Instruction
Keep only the lines of the listing that include the word "magtot", and copy them.

Task input
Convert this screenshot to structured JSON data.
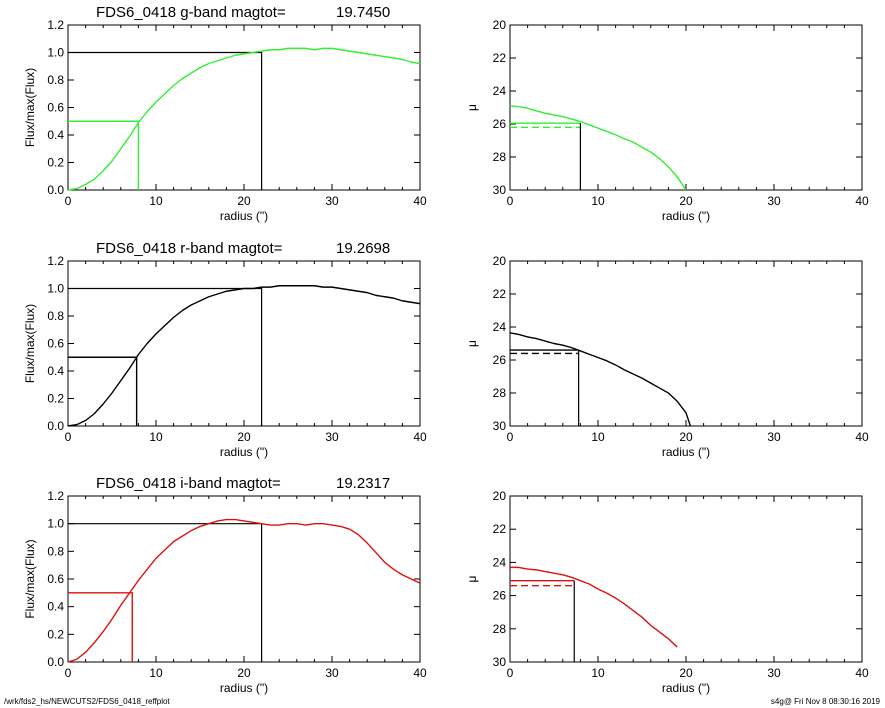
{
  "footer": {
    "left": "/wrk/fds2_hs/NEWCUTS2/FDS6_0418_reffplot",
    "right": "s4g@  Fri Nov  8 08:30:16 2019"
  },
  "colors": {
    "g": "#33ee33",
    "r": "#000000",
    "i": "#dd1111",
    "axes": "#000000"
  },
  "chart_data": [
    {
      "id": "g-growth",
      "type": "line",
      "band": "g",
      "title_left": "FDS6_0418 g-band  magtot=",
      "title_value": "19.7450",
      "xlabel": "radius (\")",
      "ylabel": "Flux/max(Flux)",
      "xlim": [
        0,
        40
      ],
      "ylim": [
        0,
        1.2
      ],
      "xticks": [
        0,
        10,
        20,
        30,
        40
      ],
      "yticks": [
        0.0,
        0.2,
        0.4,
        0.6,
        0.8,
        1.0,
        1.2
      ],
      "series": [
        {
          "values": [
            [
              0,
              0
            ],
            [
              1,
              0.01
            ],
            [
              2,
              0.04
            ],
            [
              3,
              0.08
            ],
            [
              4,
              0.14
            ],
            [
              5,
              0.21
            ],
            [
              6,
              0.3
            ],
            [
              7,
              0.39
            ],
            [
              8,
              0.49
            ],
            [
              9,
              0.57
            ],
            [
              10,
              0.64
            ],
            [
              11,
              0.7
            ],
            [
              12,
              0.76
            ],
            [
              13,
              0.81
            ],
            [
              14,
              0.85
            ],
            [
              15,
              0.89
            ],
            [
              16,
              0.92
            ],
            [
              17,
              0.94
            ],
            [
              18,
              0.96
            ],
            [
              19,
              0.98
            ],
            [
              20,
              0.99
            ],
            [
              21,
              1.0
            ],
            [
              22,
              1.01
            ],
            [
              23,
              1.02
            ],
            [
              24,
              1.02
            ],
            [
              25,
              1.03
            ],
            [
              26,
              1.03
            ],
            [
              27,
              1.03
            ],
            [
              28,
              1.02
            ],
            [
              29,
              1.03
            ],
            [
              30,
              1.03
            ],
            [
              31,
              1.02
            ],
            [
              32,
              1.01
            ],
            [
              33,
              1.0
            ],
            [
              34,
              0.99
            ],
            [
              35,
              0.98
            ],
            [
              36,
              0.97
            ],
            [
              37,
              0.96
            ],
            [
              38,
              0.95
            ],
            [
              39,
              0.93
            ],
            [
              40,
              0.92
            ]
          ]
        }
      ],
      "reference_lines": {
        "r_half": 8,
        "r_total": 22,
        "level_half": 0.5,
        "level_total": 1.0
      }
    },
    {
      "id": "g-profile",
      "type": "line",
      "band": "g",
      "xlabel": "radius (\")",
      "ylabel": "μ",
      "xlim": [
        0,
        40
      ],
      "ylim": [
        30,
        20
      ],
      "inverted_y": true,
      "xticks": [
        0,
        10,
        20,
        30,
        40
      ],
      "yticks": [
        20,
        22,
        24,
        26,
        28,
        30
      ],
      "series": [
        {
          "values": [
            [
              0,
              24.9
            ],
            [
              1,
              24.95
            ],
            [
              2,
              25.05
            ],
            [
              3,
              25.2
            ],
            [
              4,
              25.35
            ],
            [
              5,
              25.45
            ],
            [
              6,
              25.55
            ],
            [
              7,
              25.7
            ],
            [
              8,
              25.85
            ],
            [
              9,
              26.05
            ],
            [
              10,
              26.25
            ],
            [
              11,
              26.45
            ],
            [
              12,
              26.65
            ],
            [
              13,
              26.9
            ],
            [
              14,
              27.1
            ],
            [
              15,
              27.4
            ],
            [
              16,
              27.7
            ],
            [
              17,
              28.1
            ],
            [
              18,
              28.6
            ],
            [
              19,
              29.2
            ],
            [
              20,
              30
            ]
          ]
        }
      ],
      "reference_lines": {
        "r_half": 8,
        "mu_solid": 25.95,
        "mu_dashed": 26.2
      }
    },
    {
      "id": "r-growth",
      "type": "line",
      "band": "r",
      "title_left": "FDS6_0418 r-band  magtot=",
      "title_value": "19.2698",
      "xlabel": "radius (\")",
      "ylabel": "Flux/max(Flux)",
      "xlim": [
        0,
        40
      ],
      "ylim": [
        0,
        1.2
      ],
      "xticks": [
        0,
        10,
        20,
        30,
        40
      ],
      "yticks": [
        0.0,
        0.2,
        0.4,
        0.6,
        0.8,
        1.0,
        1.2
      ],
      "series": [
        {
          "values": [
            [
              0,
              0
            ],
            [
              1,
              0.01
            ],
            [
              2,
              0.04
            ],
            [
              3,
              0.09
            ],
            [
              4,
              0.16
            ],
            [
              5,
              0.24
            ],
            [
              6,
              0.33
            ],
            [
              7,
              0.42
            ],
            [
              8,
              0.52
            ],
            [
              9,
              0.6
            ],
            [
              10,
              0.67
            ],
            [
              11,
              0.73
            ],
            [
              12,
              0.79
            ],
            [
              13,
              0.84
            ],
            [
              14,
              0.88
            ],
            [
              15,
              0.91
            ],
            [
              16,
              0.94
            ],
            [
              17,
              0.96
            ],
            [
              18,
              0.98
            ],
            [
              19,
              0.99
            ],
            [
              20,
              1.0
            ],
            [
              21,
              1.0
            ],
            [
              22,
              1.01
            ],
            [
              23,
              1.01
            ],
            [
              24,
              1.02
            ],
            [
              25,
              1.02
            ],
            [
              26,
              1.02
            ],
            [
              27,
              1.02
            ],
            [
              28,
              1.02
            ],
            [
              29,
              1.01
            ],
            [
              30,
              1.01
            ],
            [
              31,
              1.0
            ],
            [
              32,
              0.99
            ],
            [
              33,
              0.98
            ],
            [
              34,
              0.97
            ],
            [
              35,
              0.95
            ],
            [
              36,
              0.94
            ],
            [
              37,
              0.93
            ],
            [
              38,
              0.91
            ],
            [
              39,
              0.9
            ],
            [
              40,
              0.89
            ]
          ]
        }
      ],
      "reference_lines": {
        "r_half": 7.8,
        "r_total": 22,
        "level_half": 0.5,
        "level_total": 1.0
      }
    },
    {
      "id": "r-profile",
      "type": "line",
      "band": "r",
      "xlabel": "radius (\")",
      "ylabel": "μ",
      "xlim": [
        0,
        40
      ],
      "ylim": [
        30,
        20
      ],
      "inverted_y": true,
      "xticks": [
        0,
        10,
        20,
        30,
        40
      ],
      "yticks": [
        20,
        22,
        24,
        26,
        28,
        30
      ],
      "series": [
        {
          "values": [
            [
              0,
              24.35
            ],
            [
              1,
              24.45
            ],
            [
              2,
              24.6
            ],
            [
              3,
              24.7
            ],
            [
              4,
              24.85
            ],
            [
              5,
              25.0
            ],
            [
              6,
              25.1
            ],
            [
              7,
              25.25
            ],
            [
              8,
              25.45
            ],
            [
              9,
              25.65
            ],
            [
              10,
              25.85
            ],
            [
              11,
              26.05
            ],
            [
              12,
              26.3
            ],
            [
              13,
              26.6
            ],
            [
              14,
              26.85
            ],
            [
              15,
              27.1
            ],
            [
              16,
              27.4
            ],
            [
              17,
              27.7
            ],
            [
              18,
              28.0
            ],
            [
              19,
              28.5
            ],
            [
              20,
              29.2
            ],
            [
              20.5,
              30
            ]
          ]
        }
      ],
      "reference_lines": {
        "r_half": 7.8,
        "mu_solid": 25.4,
        "mu_dashed": 25.6
      }
    },
    {
      "id": "i-growth",
      "type": "line",
      "band": "i",
      "title_left": "FDS6_0418 i-band  magtot=",
      "title_value": "19.2317",
      "xlabel": "radius (\")",
      "ylabel": "Flux/max(Flux)",
      "xlim": [
        0,
        40
      ],
      "ylim": [
        0,
        1.2
      ],
      "xticks": [
        0,
        10,
        20,
        30,
        40
      ],
      "yticks": [
        0.0,
        0.2,
        0.4,
        0.6,
        0.8,
        1.0,
        1.2
      ],
      "series": [
        {
          "values": [
            [
              0,
              0
            ],
            [
              1,
              0.02
            ],
            [
              2,
              0.07
            ],
            [
              3,
              0.14
            ],
            [
              4,
              0.22
            ],
            [
              5,
              0.31
            ],
            [
              6,
              0.41
            ],
            [
              7,
              0.5
            ],
            [
              8,
              0.59
            ],
            [
              9,
              0.67
            ],
            [
              10,
              0.75
            ],
            [
              11,
              0.81
            ],
            [
              12,
              0.87
            ],
            [
              13,
              0.91
            ],
            [
              14,
              0.95
            ],
            [
              15,
              0.98
            ],
            [
              16,
              1.0
            ],
            [
              17,
              1.02
            ],
            [
              18,
              1.03
            ],
            [
              19,
              1.03
            ],
            [
              20,
              1.02
            ],
            [
              21,
              1.01
            ],
            [
              22,
              1.0
            ],
            [
              23,
              0.99
            ],
            [
              24,
              0.99
            ],
            [
              25,
              1.0
            ],
            [
              26,
              1.0
            ],
            [
              27,
              0.99
            ],
            [
              28,
              1.0
            ],
            [
              29,
              1.0
            ],
            [
              30,
              0.99
            ],
            [
              31,
              0.98
            ],
            [
              32,
              0.96
            ],
            [
              33,
              0.92
            ],
            [
              34,
              0.86
            ],
            [
              35,
              0.79
            ],
            [
              36,
              0.72
            ],
            [
              37,
              0.67
            ],
            [
              38,
              0.63
            ],
            [
              39,
              0.6
            ],
            [
              40,
              0.57
            ]
          ]
        }
      ],
      "reference_lines": {
        "r_half": 7.3,
        "r_total": 22,
        "level_half": 0.5,
        "level_total": 1.0
      }
    },
    {
      "id": "i-profile",
      "type": "line",
      "band": "i",
      "xlabel": "radius (\")",
      "ylabel": "μ",
      "xlim": [
        0,
        40
      ],
      "ylim": [
        30,
        20
      ],
      "inverted_y": true,
      "xticks": [
        0,
        10,
        20,
        30,
        40
      ],
      "yticks": [
        20,
        22,
        24,
        26,
        28,
        30
      ],
      "series": [
        {
          "values": [
            [
              0,
              24.3
            ],
            [
              1,
              24.3
            ],
            [
              2,
              24.4
            ],
            [
              3,
              24.45
            ],
            [
              4,
              24.55
            ],
            [
              5,
              24.65
            ],
            [
              6,
              24.75
            ],
            [
              7,
              24.9
            ],
            [
              8,
              25.1
            ],
            [
              9,
              25.3
            ],
            [
              10,
              25.6
            ],
            [
              11,
              25.85
            ],
            [
              12,
              26.15
            ],
            [
              13,
              26.5
            ],
            [
              14,
              26.9
            ],
            [
              15,
              27.3
            ],
            [
              16,
              27.8
            ],
            [
              17,
              28.2
            ],
            [
              18,
              28.6
            ],
            [
              19,
              29.1
            ]
          ]
        }
      ],
      "reference_lines": {
        "r_half": 7.3,
        "mu_solid": 25.1,
        "mu_dashed": 25.4
      }
    }
  ]
}
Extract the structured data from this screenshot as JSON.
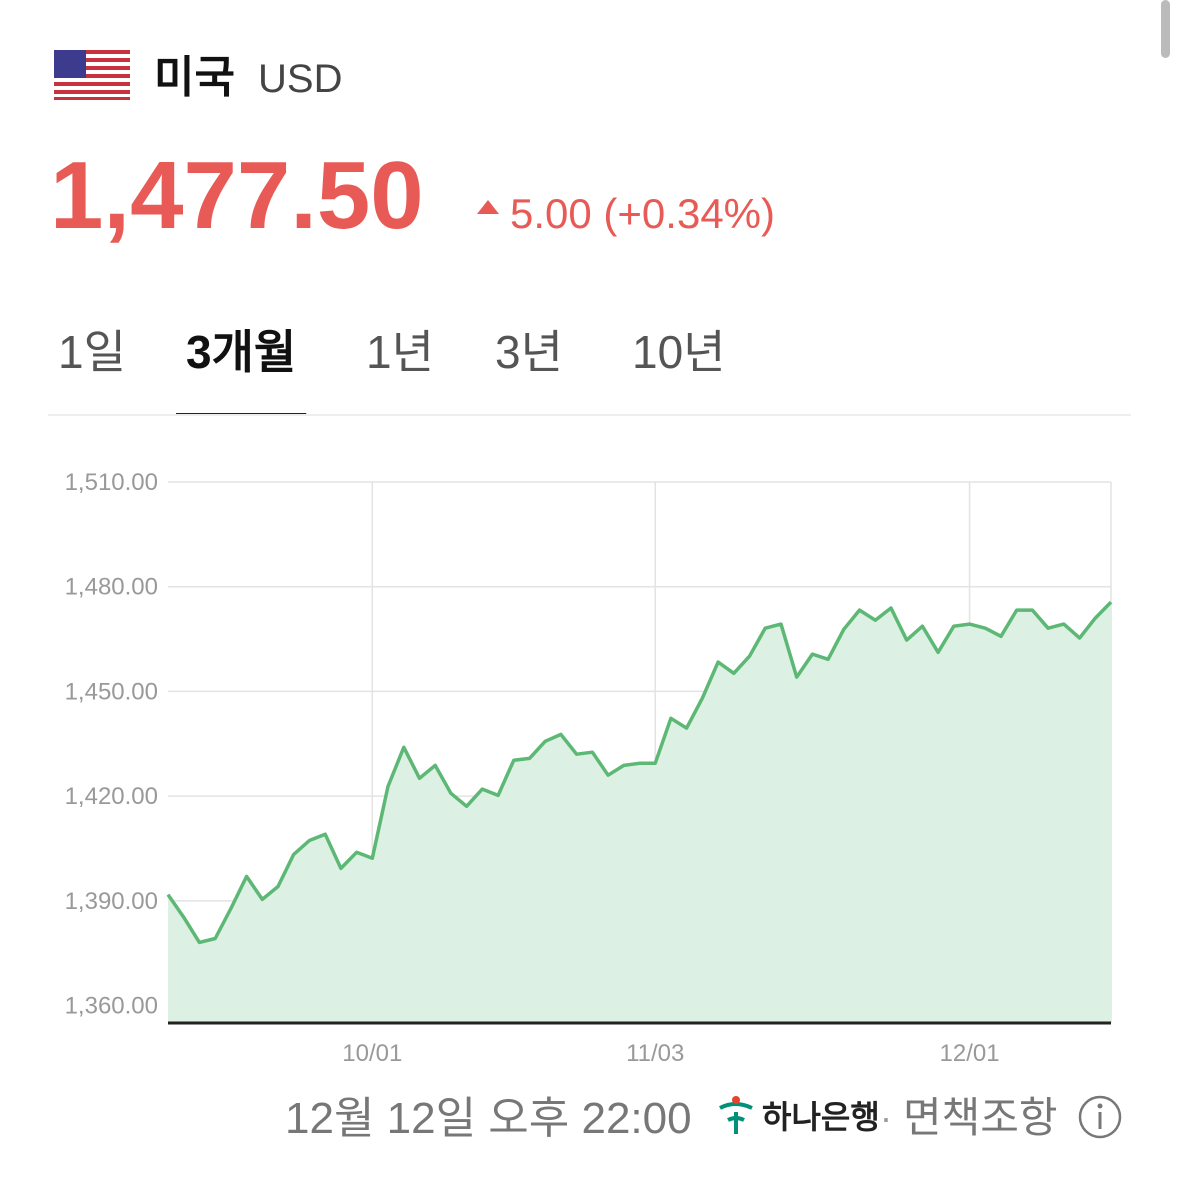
{
  "header": {
    "country": "미국",
    "currency": "USD"
  },
  "price": {
    "value": "1,477.50",
    "change": "5.00 (+0.34%)"
  },
  "tabs": {
    "items": [
      "1일",
      "3개월",
      "1년",
      "3년",
      "10년"
    ],
    "selected": 1
  },
  "chart_data": {
    "type": "area",
    "categories": [
      null,
      null,
      null,
      null,
      null,
      null,
      null,
      null,
      null,
      null,
      null,
      null,
      null,
      "10/01",
      null,
      null,
      null,
      null,
      null,
      null,
      null,
      null,
      null,
      null,
      null,
      null,
      null,
      null,
      null,
      null,
      null,
      "11/03",
      null,
      null,
      null,
      null,
      null,
      null,
      null,
      null,
      null,
      null,
      null,
      null,
      null,
      null,
      null,
      null,
      null,
      null,
      null,
      "12/01",
      null,
      null,
      null,
      null,
      null,
      null,
      null,
      null,
      null
    ],
    "values": [
      1391.8,
      1385.3,
      1378.1,
      1379.2,
      1387.8,
      1397.0,
      1390.4,
      1394.1,
      1403.3,
      1407.3,
      1409.1,
      1399.3,
      1403.9,
      1402.2,
      1422.8,
      1434.0,
      1425.1,
      1428.8,
      1420.8,
      1417.1,
      1422.0,
      1420.2,
      1430.3,
      1430.8,
      1435.7,
      1437.7,
      1432.0,
      1432.6,
      1426.0,
      1428.8,
      1429.4,
      1429.4,
      1442.3,
      1439.5,
      1448.1,
      1458.4,
      1455.2,
      1460.1,
      1468.1,
      1469.3,
      1454.1,
      1460.7,
      1459.2,
      1467.8,
      1473.3,
      1470.4,
      1473.9,
      1464.7,
      1468.7,
      1461.2,
      1468.7,
      1469.3,
      1468.1,
      1465.8,
      1473.3,
      1473.3,
      1468.1,
      1469.3,
      1465.3,
      1471.0,
      1475.6
    ],
    "color": "#5cb874",
    "fill_color": "#dcf0e3",
    "ylim": [
      1355,
      1510
    ],
    "yticks": [
      {
        "value": 1360,
        "label": "1,360.00"
      },
      {
        "value": 1390,
        "label": "1,390.00"
      },
      {
        "value": 1420,
        "label": "1,420.00"
      },
      {
        "value": 1450,
        "label": "1,450.00"
      },
      {
        "value": 1480,
        "label": "1,480.00"
      },
      {
        "value": 1510,
        "label": "1,510.00"
      }
    ],
    "grid": true
  },
  "footer": {
    "timestamp": "12월 12일 오후 22:00",
    "bank": "하나은행",
    "separator": "·",
    "disclaimer": "면책조항"
  }
}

Expected answer
      "title_left": "FDS6_0418 g-band  magtot=",
      "title_left": "FDS6_0418 r-band  magtot=",
      "title_left": "FDS6_0418 i-band  magtot=",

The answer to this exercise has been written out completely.